Of the lines in this material, how many contain "allons"? Answer with a single number only.

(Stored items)
● ● ● ●
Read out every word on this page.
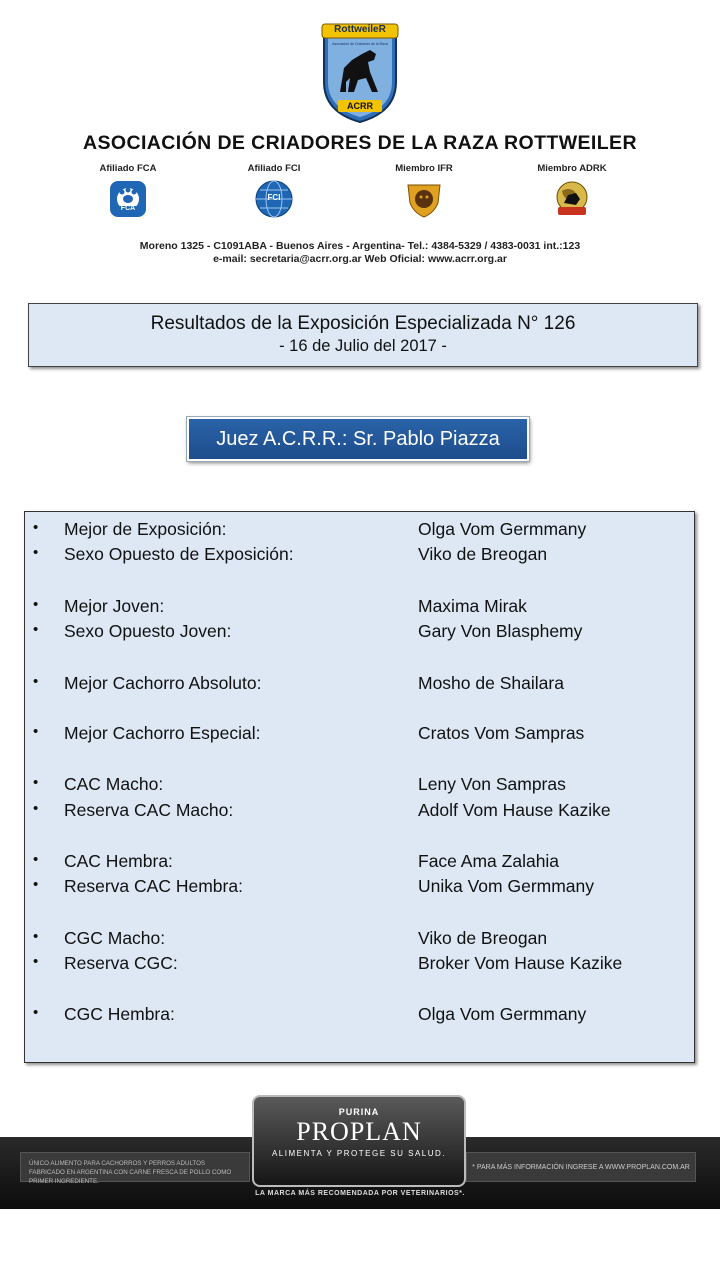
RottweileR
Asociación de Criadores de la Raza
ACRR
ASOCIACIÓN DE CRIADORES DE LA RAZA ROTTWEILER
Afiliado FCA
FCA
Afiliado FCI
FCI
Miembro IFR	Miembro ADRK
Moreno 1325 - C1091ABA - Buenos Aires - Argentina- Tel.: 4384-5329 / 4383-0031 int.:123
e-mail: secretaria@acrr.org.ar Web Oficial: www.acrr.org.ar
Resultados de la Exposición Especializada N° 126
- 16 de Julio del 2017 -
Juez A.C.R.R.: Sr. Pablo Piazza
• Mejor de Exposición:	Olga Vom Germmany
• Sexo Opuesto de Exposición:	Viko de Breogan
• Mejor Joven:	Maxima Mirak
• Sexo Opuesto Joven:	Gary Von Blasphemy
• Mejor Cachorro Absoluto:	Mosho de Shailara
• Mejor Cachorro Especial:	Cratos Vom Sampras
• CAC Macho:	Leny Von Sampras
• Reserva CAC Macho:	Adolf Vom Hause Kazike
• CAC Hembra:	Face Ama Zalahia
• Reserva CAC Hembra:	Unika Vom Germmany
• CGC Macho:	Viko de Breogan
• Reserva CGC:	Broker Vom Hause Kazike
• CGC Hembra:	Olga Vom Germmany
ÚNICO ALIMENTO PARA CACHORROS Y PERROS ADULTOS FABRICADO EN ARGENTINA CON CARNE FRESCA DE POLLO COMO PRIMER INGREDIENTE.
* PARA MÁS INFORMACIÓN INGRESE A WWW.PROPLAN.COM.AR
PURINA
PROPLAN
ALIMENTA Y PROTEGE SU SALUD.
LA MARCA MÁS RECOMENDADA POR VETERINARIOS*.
● ● ● ●
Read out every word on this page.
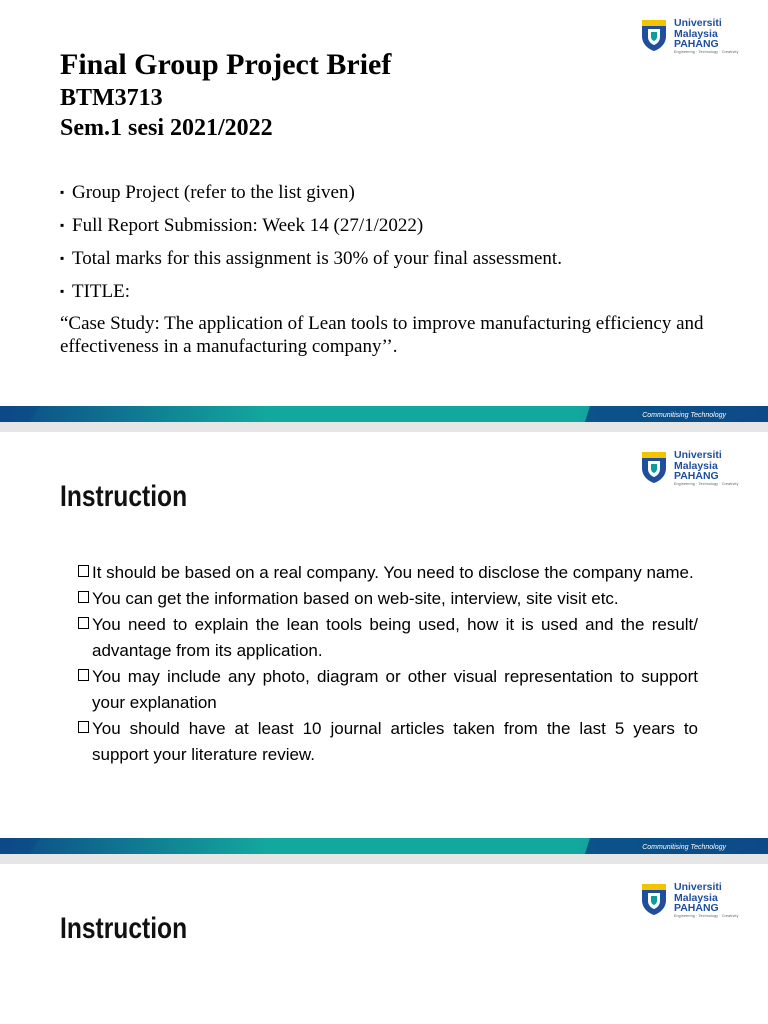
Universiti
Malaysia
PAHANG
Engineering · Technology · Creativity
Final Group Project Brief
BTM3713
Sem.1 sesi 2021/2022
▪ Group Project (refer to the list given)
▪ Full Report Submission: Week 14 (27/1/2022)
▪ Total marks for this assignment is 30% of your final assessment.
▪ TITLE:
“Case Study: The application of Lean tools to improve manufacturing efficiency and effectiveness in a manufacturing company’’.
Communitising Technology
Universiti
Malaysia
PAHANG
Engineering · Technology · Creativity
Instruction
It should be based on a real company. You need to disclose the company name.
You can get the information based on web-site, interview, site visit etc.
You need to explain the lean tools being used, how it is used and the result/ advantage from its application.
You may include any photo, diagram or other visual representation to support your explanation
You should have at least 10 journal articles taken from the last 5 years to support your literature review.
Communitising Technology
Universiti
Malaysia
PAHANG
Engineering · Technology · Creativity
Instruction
● ● ● ●
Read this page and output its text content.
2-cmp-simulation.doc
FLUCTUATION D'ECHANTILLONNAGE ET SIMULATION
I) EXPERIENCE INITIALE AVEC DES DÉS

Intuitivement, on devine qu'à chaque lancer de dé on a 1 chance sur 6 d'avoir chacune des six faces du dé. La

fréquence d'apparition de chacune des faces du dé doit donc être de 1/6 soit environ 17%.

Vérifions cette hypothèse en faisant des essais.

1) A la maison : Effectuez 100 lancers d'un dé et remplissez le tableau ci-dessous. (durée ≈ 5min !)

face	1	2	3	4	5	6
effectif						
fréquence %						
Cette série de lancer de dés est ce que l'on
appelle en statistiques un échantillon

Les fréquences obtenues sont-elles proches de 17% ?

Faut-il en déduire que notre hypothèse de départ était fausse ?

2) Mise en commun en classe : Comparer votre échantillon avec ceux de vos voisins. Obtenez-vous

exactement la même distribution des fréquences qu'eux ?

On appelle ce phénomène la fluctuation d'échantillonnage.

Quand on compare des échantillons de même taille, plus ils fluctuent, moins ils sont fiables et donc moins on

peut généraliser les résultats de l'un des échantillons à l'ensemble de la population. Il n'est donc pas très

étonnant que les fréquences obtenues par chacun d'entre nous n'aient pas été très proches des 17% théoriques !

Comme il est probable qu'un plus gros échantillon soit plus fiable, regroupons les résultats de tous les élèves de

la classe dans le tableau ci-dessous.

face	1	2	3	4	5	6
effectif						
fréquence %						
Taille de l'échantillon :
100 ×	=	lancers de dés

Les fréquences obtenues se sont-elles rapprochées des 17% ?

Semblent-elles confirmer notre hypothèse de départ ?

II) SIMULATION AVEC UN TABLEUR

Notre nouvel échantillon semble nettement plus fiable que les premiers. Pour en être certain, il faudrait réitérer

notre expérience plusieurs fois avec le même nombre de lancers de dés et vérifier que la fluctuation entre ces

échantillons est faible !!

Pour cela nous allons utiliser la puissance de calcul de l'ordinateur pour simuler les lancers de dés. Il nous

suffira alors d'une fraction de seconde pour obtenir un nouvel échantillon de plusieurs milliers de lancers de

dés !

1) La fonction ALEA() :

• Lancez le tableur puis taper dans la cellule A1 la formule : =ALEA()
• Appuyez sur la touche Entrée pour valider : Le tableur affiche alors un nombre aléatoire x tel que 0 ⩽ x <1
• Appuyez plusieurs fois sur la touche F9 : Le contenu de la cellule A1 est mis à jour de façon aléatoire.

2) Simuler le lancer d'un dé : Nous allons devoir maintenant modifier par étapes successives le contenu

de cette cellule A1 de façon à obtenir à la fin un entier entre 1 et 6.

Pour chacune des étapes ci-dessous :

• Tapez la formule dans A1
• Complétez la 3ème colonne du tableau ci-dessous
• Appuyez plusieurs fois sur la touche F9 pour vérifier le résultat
● ● ● ●
--- ANSWER BELOW ---
2